▶ Material provided

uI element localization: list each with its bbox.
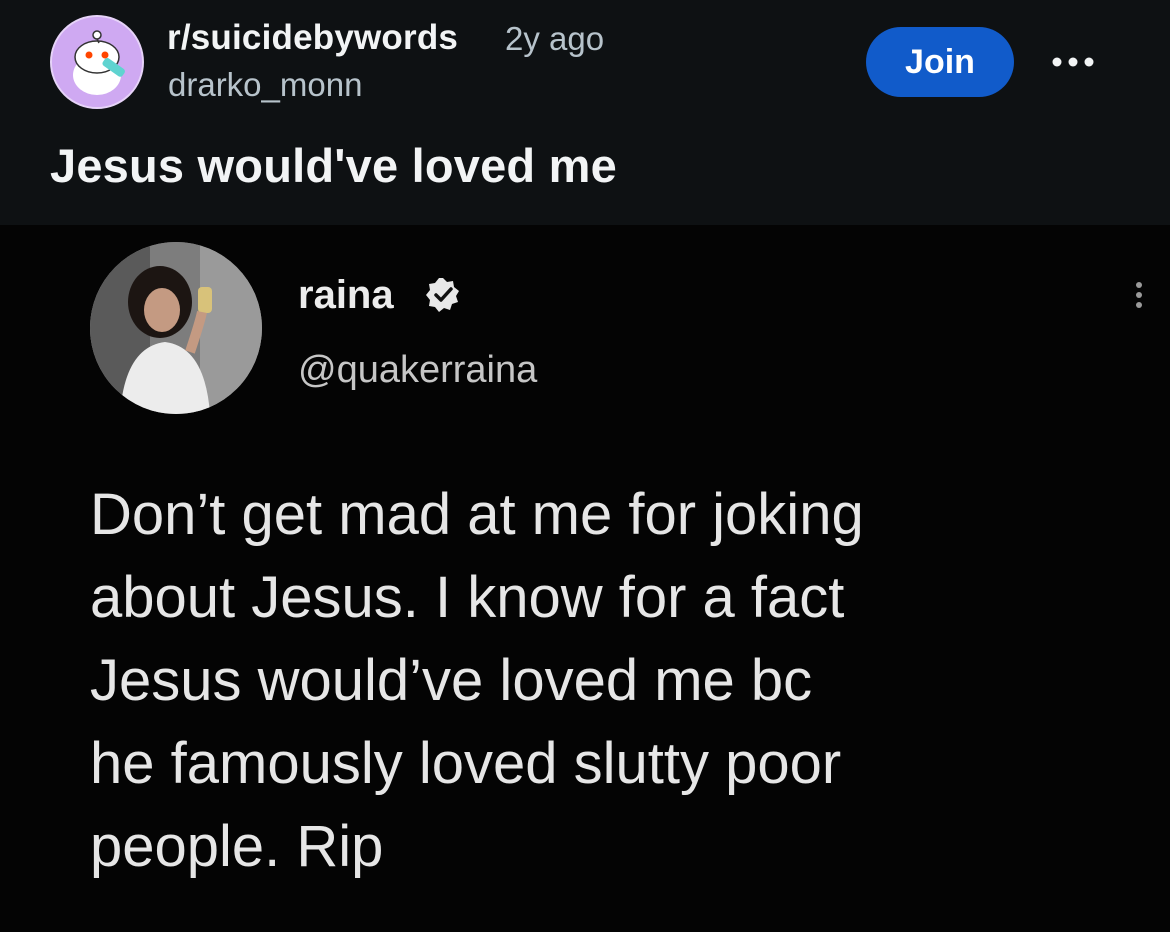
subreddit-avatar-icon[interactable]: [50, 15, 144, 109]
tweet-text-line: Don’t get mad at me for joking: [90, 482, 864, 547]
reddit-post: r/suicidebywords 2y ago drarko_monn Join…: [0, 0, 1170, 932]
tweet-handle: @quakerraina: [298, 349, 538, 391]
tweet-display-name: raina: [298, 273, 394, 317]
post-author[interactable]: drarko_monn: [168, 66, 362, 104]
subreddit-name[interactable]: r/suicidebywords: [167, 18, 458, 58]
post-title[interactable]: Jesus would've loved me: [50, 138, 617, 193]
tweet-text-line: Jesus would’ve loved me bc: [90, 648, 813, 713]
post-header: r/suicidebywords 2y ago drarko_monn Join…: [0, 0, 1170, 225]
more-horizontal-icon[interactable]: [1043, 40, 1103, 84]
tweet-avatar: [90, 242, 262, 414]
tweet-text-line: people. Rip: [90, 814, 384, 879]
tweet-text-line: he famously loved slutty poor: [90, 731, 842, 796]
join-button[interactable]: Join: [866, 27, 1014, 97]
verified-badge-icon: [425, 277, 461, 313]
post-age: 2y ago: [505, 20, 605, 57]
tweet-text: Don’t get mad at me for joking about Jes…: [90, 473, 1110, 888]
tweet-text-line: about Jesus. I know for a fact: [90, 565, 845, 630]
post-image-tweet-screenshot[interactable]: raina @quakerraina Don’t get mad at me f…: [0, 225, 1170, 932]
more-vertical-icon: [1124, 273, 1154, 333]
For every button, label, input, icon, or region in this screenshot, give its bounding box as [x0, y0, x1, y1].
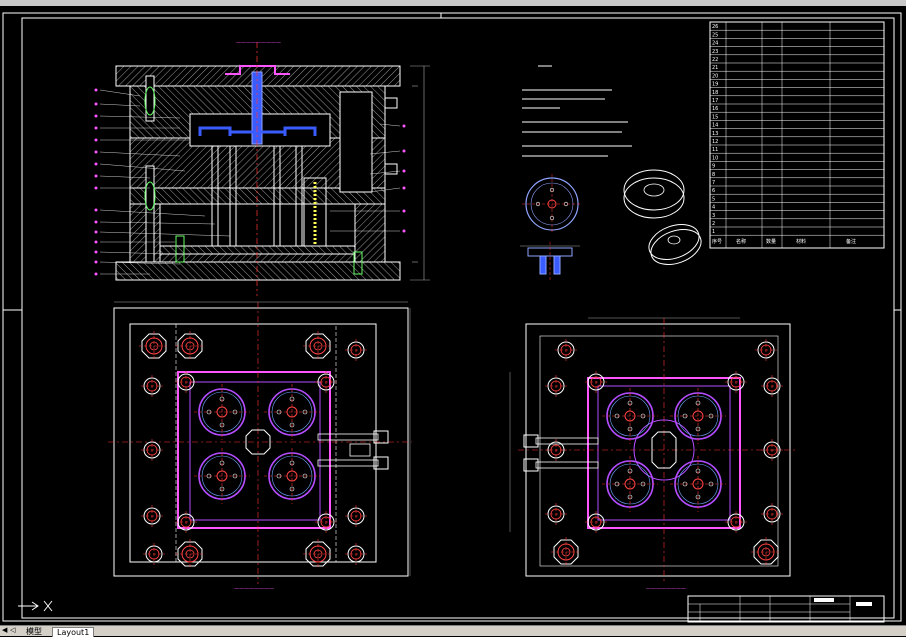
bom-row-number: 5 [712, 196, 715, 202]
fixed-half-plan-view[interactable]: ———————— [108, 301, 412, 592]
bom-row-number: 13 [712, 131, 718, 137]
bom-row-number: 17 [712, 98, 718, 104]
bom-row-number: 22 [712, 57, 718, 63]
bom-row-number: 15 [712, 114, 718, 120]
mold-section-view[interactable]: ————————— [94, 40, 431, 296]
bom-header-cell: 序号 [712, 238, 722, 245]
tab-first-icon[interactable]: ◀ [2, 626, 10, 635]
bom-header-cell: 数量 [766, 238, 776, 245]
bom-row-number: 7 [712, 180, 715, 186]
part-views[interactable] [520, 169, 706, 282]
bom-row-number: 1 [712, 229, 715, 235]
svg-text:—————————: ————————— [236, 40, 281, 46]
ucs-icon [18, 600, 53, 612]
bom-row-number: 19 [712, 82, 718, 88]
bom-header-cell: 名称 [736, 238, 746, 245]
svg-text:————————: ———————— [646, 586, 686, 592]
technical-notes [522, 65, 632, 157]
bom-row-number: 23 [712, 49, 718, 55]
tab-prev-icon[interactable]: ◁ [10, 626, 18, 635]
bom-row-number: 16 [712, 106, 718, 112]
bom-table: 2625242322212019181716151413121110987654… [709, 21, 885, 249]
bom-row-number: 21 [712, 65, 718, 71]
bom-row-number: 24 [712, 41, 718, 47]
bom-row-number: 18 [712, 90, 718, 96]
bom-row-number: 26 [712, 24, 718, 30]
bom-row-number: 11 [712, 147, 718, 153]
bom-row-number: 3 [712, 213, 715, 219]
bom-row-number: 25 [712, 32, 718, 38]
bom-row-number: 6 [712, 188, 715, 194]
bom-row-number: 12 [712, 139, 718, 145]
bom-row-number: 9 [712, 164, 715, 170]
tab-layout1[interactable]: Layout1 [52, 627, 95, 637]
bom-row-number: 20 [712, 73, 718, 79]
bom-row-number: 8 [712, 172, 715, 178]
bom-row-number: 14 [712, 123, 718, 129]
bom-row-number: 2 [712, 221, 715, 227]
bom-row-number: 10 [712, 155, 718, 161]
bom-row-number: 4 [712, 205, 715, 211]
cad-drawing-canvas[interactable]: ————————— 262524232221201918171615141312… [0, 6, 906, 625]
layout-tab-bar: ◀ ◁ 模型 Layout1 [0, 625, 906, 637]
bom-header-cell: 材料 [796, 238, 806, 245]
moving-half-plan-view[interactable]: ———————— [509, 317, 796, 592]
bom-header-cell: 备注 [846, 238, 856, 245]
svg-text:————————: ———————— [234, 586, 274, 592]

▶ Aim
Pull out every line of the entries above, from the one containing "subreddit-avatar-icon[interactable]: [50, 15, 144, 109]" down to the one containing "18, 458, 58]", both ends included. Reproduce each line character for character.

▶ Solution for this task
subreddit-avatar-icon[interactable]: [50, 15, 144, 109]
tweet-text-line: Don’t get mad at me for joking: [90, 482, 864, 547]
reddit-post: r/suicidebywords 2y ago drarko_monn Join…: [0, 0, 1170, 932]
tweet-handle: @quakerraina: [298, 349, 538, 391]
tweet-display-name: raina: [298, 273, 394, 317]
post-author[interactable]: drarko_monn: [168, 66, 362, 104]
subreddit-name[interactable]: r/suicidebywords: [167, 18, 458, 58]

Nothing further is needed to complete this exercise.